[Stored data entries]
───
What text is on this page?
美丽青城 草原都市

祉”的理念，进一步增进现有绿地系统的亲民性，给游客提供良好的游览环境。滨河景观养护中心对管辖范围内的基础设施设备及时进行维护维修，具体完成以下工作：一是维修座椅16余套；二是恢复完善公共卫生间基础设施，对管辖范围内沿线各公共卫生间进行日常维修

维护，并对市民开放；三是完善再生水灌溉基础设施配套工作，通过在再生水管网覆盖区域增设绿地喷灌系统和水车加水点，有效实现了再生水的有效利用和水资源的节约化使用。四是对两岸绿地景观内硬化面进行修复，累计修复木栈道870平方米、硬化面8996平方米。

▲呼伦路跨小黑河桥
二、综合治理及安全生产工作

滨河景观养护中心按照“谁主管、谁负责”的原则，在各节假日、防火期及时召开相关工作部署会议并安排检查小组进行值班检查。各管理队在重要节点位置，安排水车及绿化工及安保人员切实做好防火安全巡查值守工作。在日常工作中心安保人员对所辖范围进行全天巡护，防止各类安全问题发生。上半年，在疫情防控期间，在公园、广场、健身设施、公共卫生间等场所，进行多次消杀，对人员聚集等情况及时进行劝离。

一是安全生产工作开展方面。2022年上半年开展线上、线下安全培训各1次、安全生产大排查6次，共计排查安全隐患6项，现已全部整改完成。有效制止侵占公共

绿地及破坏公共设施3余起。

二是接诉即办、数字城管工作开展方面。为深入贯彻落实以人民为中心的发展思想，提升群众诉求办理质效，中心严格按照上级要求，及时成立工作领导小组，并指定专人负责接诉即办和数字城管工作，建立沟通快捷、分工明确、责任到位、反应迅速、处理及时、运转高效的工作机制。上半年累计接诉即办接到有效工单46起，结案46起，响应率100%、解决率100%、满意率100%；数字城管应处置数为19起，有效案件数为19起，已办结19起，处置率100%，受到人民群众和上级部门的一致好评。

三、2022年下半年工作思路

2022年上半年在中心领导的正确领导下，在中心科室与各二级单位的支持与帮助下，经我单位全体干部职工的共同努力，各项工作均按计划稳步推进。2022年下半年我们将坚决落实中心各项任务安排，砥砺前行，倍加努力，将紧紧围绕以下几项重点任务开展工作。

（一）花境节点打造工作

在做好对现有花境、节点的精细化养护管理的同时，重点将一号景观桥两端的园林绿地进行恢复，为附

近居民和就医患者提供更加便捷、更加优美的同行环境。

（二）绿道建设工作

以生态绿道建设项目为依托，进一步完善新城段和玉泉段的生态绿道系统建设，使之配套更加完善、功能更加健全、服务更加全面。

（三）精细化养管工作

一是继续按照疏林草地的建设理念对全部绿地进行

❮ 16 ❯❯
───
▶ [Goal]:
In full and verbatim, repeat the records given above.

▶ [Output]:
What text is on this page?
美丽青城 草原都市

祉”的理念，进一步增进现有绿地系统的亲民性，给游客提供良好的游览环境。滨河景观养护中心对管辖范围内的基础设施设备及时进行维护维修，具体完成以下工作：一是维修座椅16余套；二是恢复完善公共卫生间基础设施，对管辖范围内沿线各公共卫生间进行日常维修

维护，并对市民开放；三是完善再生水灌溉基础设施配套工作，通过在再生水管网覆盖区域增设绿地喷灌系统和水车加水点，有效实现了再生水的有效利用和水资源的节约化使用。四是对两岸绿地景观内硬化面进行修复，累计修复木栈道870平方米、硬化面8996平方米。

▲呼伦路跨小黑河桥
二、综合治理及安全生产工作

滨河景观养护中心按照“谁主管、谁负责”的原则，在各节假日、防火期及时召开相关工作部署会议并安排检查小组进行值班检查。各管理队在重要节点位置，安排水车及绿化工及安保人员切实做好防火安全巡查值守工作。在日常工作中心安保人员对所辖范围进行全天巡护，防止各类安全问题发生。上半年，在疫情防控期间，在公园、广场、健身设施、公共卫生间等场所，进行多次消杀，对人员聚集等情况及时进行劝离。

一是安全生产工作开展方面。2022年上半年开展线上、线下安全培训各1次、安全生产大排查6次，共计排查安全隐患6项，现已全部整改完成。有效制止侵占公共

绿地及破坏公共设施3余起。

二是接诉即办、数字城管工作开展方面。为深入贯彻落实以人民为中心的发展思想，提升群众诉求办理质效，中心严格按照上级要求，及时成立工作领导小组，并指定专人负责接诉即办和数字城管工作，建立沟通快捷、分工明确、责任到位、反应迅速、处理及时、运转高效的工作机制。上半年累计接诉即办接到有效工单46起，结案46起，响应率100%、解决率100%、满意率100%；数字城管应处置数为19起，有效案件数为19起，已办结19起，处置率100%，受到人民群众和上级部门的一致好评。

三、2022年下半年工作思路

2022年上半年在中心领导的正确领导下，在中心科室与各二级单位的支持与帮助下，经我单位全体干部职工的共同努力，各项工作均按计划稳步推进。2022年下半年我们将坚决落实中心各项任务安排，砥砺前行，倍加努力，将紧紧围绕以下几项重点任务开展工作。

（一）花境节点打造工作

在做好对现有花境、节点的精细化养护管理的同时，重点将一号景观桥两端的园林绿地进行恢复，为附

近居民和就医患者提供更加便捷、更加优美的同行环境。

（二）绿道建设工作

以生态绿道建设项目为依托，进一步完善新城段和玉泉段的生态绿道系统建设，使之配套更加完善、功能更加健全、服务更加全面。

（三）精细化养管工作

一是继续按照疏林草地的建设理念对全部绿地进行

❮ 16 ❯❯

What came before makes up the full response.